Stored records
○ ○ ○

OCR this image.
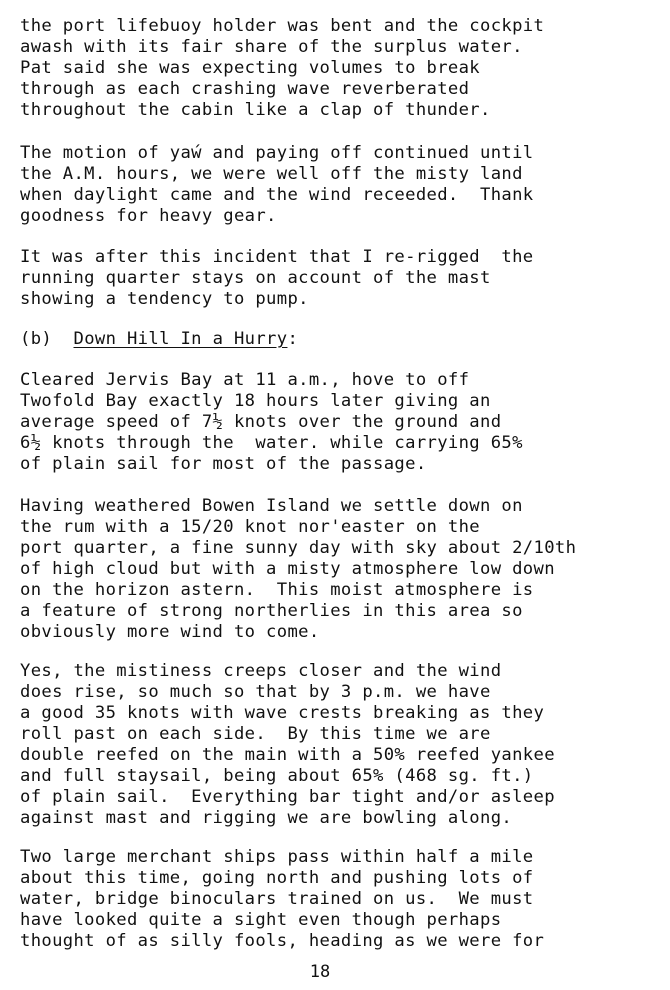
the port lifebuoy holder was bent and the cockpit
awash with its fair share of the surplus water.
Pat said she was expecting volumes to break
through as each crashing wave reverberated
throughout the cabin like a clap of thunder.
The motion of yaẃ and paying off continued until
the A.M. hours, we were well off the misty land
when daylight came and the wind receeded.  Thank
goodness for heavy gear.
It was after this incident that I re-rigged  the
running quarter stays on account of the mast
showing a tendency to pump.
(b) Down Hill In a Hurry:
Cleared Jervis Bay at 11 a.m., hove to off
Twofold Bay exactly 18 hours later giving an
average speed of 7½ knots over the ground and
6½ knots through the  water. while carrying 65%
of plain sail for most of the passage.
Having weathered Bowen Island we settle down on
the rum with a 15/20 knot nor'easter on the
port quarter, a fine sunny day with sky about 2/10th
of high cloud but with a misty atmosphere low down
on the horizon astern.  This moist atmosphere is
a feature of strong northerlies in this area so
obviously more wind to come.
Yes, the mistiness creeps closer and the wind
does rise, so much so that by 3 p.m. we have
a good 35 knots with wave crests breaking as they
roll past on each side.  By this time we are
double reefed on the main with a 50% reefed yankee
and full staysail, being about 65% (468 sg. ft.)
of plain sail.  Everything bar tight and/or asleep
against mast and rigging we are bowling along.
Two large merchant ships pass within half a mile
about this time, going north and pushing lots of
water, bridge binoculars trained on us.  We must
have looked quite a sight even though perhaps
thought of as silly fools, heading as we were for
18
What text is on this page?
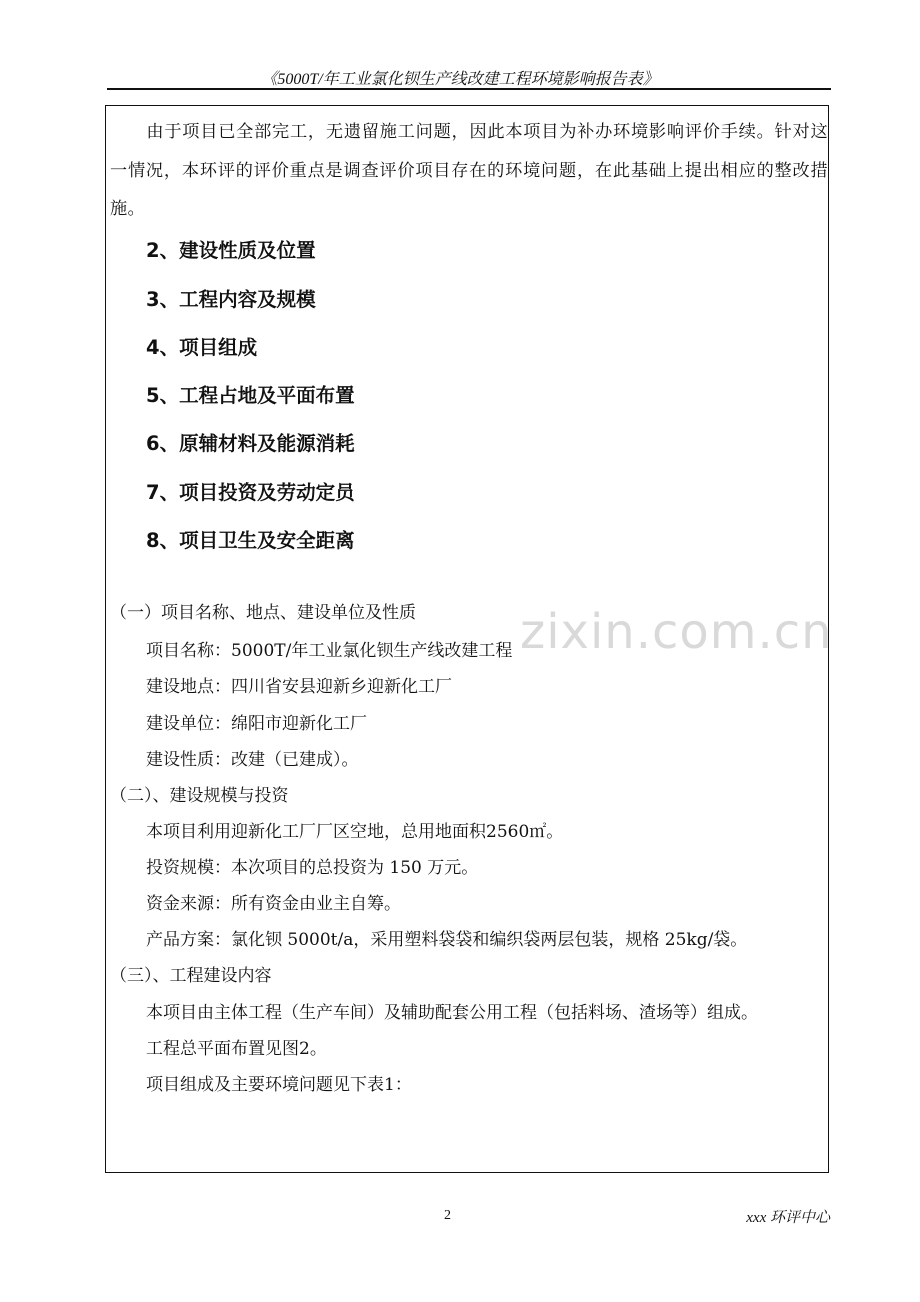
《5000T/年工业氯化钡生产线改建工程环境影响报告表》
由于项目已全部完工，无遗留施工问题，因此本项目为补办环境影响评价手续。针对这一情况，本环评的评价重点是调查评价项目存在的环境问题，在此基础上提出相应的整改措施。
2、建设性质及位置
3、工程内容及规模
4、项目组成
5、工程占地及平面布置
6、原辅材料及能源消耗
7、项目投资及劳动定员
8、项目卫生及安全距离
zixin.com.cn
（一）项目名称、地点、建设单位及性质
项目名称：5000T/年工业氯化钡生产线改建工程
建设地点：四川省安县迎新乡迎新化工厂
建设单位：绵阳市迎新化工厂
建设性质：改建（已建成）。
（二）、建设规模与投资
本项目利用迎新化工厂厂区空地，总用地面积2560㎡。
投资规模：本次项目的总投资为 150 万元。
资金来源：所有资金由业主自筹。
产品方案：氯化钡 5000t/a，采用塑料袋袋和编织袋两层包装，规格 25kg/袋。
（三）、工程建设内容
本项目由主体工程（生产车间）及辅助配套公用工程（包括料场、渣场等）组成。
工程总平面布置见图2。
项目组成及主要环境问题见下表1：
2	xxx 环评中心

○ ○ ○

[Task goal] Copy out each line in the listing that has the word "quarter".

[Solved exercise]
running quarter stays on account of the mast
port quarter, a fine sunny day with sky about 2/10th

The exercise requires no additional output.